_Exercise details_
Extract each line bearing the word "locularis".

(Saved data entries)
---
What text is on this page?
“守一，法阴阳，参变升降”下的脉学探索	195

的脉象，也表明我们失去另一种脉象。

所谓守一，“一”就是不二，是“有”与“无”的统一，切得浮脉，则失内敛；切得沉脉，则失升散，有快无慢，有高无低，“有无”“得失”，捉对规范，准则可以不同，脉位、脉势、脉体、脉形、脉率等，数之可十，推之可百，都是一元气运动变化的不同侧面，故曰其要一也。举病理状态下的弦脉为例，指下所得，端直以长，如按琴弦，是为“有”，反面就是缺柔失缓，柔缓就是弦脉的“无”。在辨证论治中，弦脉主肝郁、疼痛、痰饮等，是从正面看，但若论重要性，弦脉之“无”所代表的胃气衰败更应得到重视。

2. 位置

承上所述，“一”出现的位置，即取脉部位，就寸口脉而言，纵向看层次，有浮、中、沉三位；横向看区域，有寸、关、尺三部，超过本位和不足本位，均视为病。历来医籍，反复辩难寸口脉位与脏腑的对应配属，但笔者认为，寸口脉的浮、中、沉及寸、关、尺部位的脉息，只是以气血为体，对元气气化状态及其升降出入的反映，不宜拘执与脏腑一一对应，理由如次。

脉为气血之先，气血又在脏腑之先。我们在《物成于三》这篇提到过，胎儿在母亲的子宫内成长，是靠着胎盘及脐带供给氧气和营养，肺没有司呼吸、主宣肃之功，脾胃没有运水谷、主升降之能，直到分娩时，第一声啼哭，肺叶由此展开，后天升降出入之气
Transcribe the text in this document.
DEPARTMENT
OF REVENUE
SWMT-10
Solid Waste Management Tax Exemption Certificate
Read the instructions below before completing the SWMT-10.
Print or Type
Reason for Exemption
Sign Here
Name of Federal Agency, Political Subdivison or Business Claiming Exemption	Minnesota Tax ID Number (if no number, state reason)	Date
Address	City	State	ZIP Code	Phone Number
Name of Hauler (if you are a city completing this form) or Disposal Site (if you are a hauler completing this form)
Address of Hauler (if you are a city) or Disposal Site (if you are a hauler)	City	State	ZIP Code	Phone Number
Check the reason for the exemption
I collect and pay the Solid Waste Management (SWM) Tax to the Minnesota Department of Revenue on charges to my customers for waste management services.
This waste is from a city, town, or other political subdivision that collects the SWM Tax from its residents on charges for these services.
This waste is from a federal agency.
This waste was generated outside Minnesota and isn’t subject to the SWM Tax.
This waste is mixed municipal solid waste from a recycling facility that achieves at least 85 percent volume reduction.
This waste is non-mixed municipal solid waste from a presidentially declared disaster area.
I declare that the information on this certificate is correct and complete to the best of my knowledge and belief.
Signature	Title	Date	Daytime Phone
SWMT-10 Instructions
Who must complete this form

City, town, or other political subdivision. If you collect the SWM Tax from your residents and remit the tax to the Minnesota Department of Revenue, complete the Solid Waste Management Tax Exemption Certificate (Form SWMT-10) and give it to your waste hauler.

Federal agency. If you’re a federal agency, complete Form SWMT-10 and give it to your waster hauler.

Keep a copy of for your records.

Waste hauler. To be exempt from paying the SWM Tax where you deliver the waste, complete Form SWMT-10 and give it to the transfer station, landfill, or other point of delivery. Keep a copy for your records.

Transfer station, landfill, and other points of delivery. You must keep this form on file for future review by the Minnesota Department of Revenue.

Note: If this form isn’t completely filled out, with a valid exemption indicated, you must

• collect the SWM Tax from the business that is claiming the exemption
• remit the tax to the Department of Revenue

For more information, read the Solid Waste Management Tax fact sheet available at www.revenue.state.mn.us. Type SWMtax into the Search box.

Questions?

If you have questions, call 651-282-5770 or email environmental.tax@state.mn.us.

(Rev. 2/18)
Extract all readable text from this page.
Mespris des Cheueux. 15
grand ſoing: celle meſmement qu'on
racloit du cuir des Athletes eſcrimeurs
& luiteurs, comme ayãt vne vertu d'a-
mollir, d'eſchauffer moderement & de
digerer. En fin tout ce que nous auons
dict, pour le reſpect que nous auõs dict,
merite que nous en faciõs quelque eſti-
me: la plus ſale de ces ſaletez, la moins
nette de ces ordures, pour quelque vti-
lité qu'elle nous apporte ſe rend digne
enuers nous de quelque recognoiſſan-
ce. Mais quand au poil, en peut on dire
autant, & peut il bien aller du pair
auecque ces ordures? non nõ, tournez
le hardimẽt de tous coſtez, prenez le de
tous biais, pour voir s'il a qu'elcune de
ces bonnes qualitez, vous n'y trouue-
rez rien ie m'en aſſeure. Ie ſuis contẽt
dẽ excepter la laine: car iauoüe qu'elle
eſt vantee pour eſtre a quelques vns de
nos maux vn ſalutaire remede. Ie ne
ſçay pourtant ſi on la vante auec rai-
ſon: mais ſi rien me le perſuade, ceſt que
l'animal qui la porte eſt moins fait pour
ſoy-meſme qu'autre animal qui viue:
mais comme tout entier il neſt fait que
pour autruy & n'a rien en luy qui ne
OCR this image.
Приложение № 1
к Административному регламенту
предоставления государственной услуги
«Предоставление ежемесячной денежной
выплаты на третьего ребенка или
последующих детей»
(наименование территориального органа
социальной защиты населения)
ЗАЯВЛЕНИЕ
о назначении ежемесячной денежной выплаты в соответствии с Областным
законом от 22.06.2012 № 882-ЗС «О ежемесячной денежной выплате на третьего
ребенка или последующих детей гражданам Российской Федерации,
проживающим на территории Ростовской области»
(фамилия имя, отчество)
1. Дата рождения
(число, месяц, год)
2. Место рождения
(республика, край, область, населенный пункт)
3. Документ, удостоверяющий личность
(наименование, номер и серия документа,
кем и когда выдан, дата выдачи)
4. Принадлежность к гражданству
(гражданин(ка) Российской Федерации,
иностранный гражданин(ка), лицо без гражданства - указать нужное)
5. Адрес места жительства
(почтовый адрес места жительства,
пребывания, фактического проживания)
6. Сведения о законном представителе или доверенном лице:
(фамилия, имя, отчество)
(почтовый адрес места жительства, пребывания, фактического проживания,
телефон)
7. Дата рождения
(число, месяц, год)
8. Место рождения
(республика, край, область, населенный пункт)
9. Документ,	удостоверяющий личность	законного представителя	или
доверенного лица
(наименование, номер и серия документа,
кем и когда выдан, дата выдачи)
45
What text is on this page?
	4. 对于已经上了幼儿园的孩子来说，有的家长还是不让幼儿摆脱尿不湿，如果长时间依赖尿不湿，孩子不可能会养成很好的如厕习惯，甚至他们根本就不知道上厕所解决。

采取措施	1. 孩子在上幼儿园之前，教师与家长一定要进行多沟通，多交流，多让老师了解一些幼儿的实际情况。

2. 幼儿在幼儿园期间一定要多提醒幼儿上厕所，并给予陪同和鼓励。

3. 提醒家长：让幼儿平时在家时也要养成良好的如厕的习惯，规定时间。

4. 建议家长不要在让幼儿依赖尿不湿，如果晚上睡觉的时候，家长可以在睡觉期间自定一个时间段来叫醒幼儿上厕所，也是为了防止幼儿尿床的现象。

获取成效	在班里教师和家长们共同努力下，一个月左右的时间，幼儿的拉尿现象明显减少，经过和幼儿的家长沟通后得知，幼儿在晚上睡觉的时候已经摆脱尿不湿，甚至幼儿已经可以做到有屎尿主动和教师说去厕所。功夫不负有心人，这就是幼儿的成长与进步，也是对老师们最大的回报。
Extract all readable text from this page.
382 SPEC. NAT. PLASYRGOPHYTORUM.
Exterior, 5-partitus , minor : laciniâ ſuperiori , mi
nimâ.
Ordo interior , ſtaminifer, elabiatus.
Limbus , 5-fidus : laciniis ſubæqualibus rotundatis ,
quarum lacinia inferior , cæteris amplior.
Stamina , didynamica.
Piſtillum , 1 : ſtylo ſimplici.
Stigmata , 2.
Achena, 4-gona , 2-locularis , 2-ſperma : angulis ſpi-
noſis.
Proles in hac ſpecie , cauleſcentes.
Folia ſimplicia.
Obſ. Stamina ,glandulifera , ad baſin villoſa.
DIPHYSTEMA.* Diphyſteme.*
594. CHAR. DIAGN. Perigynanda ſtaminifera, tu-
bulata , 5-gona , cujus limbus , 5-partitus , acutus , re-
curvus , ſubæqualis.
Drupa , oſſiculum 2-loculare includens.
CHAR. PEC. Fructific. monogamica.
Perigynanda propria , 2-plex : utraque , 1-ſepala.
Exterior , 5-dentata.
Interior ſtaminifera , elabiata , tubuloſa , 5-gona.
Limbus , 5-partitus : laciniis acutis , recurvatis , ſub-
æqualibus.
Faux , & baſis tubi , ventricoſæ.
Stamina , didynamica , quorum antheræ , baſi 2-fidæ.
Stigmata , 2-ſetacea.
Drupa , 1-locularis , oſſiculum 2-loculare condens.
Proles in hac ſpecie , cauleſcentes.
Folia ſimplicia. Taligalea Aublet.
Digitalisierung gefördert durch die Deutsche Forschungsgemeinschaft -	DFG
---
_Correct result_
Achena, 4-gona , 2-locularis , 2-ſperma : angulis ſpi-
Drupa , 1-locularis , oſſiculum 2-loculare condens.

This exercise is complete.